**Instruction:**
Retype the material word for word.

**Records shown:**
-- start --
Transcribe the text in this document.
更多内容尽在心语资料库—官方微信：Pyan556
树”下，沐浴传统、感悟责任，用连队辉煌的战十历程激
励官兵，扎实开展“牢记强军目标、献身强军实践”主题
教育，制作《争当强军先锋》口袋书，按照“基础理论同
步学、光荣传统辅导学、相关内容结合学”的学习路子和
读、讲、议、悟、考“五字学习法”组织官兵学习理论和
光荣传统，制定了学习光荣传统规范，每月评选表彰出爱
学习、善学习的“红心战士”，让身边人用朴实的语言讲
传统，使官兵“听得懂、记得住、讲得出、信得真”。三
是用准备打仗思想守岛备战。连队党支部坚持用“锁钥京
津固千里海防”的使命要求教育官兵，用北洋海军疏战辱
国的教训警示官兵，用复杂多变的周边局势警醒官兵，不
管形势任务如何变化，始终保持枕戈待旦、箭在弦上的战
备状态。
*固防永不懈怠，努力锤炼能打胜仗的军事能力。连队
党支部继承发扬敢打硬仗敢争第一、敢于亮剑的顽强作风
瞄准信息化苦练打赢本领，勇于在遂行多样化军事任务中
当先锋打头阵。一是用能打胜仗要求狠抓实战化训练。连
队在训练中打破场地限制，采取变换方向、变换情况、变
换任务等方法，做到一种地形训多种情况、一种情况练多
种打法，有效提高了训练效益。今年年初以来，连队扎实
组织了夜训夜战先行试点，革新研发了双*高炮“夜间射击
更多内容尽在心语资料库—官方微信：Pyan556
-- end --
**Task result:**
Transcribe the text in this document.
更多内容尽在心语资料库—官方微信：Pyan556
树”下，沐浴传统、感悟责任，用连队辉煌的战十历程激
励官兵，扎实开展“牢记强军目标、献身强军实践”主题
教育，制作《争当强军先锋》口袋书，按照“基础理论同
步学、光荣传统辅导学、相关内容结合学”的学习路子和
读、讲、议、悟、考“五字学习法”组织官兵学习理论和
光荣传统，制定了学习光荣传统规范，每月评选表彰出爱
学习、善学习的“红心战士”，让身边人用朴实的语言讲
传统，使官兵“听得懂、记得住、讲得出、信得真”。三
是用准备打仗思想守岛备战。连队党支部坚持用“锁钥京
津固千里海防”的使命要求教育官兵，用北洋海军疏战辱
国的教训警示官兵，用复杂多变的周边局势警醒官兵，不
管形势任务如何变化，始终保持枕戈待旦、箭在弦上的战
备状态。
*固防永不懈怠，努力锤炼能打胜仗的军事能力。连队
党支部继承发扬敢打硬仗敢争第一、敢于亮剑的顽强作风
瞄准信息化苦练打赢本领，勇于在遂行多样化军事任务中
当先锋打头阵。一是用能打胜仗要求狠抓实战化训练。连
队在训练中打破场地限制，采取变换方向、变换情况、变
换任务等方法，做到一种地形训多种情况、一种情况练多
种打法，有效提高了训练效益。今年年初以来，连队扎实
组织了夜训夜战先行试点，革新研发了双*高炮“夜间射击
更多内容尽在心语资料库—官方微信：Pyan556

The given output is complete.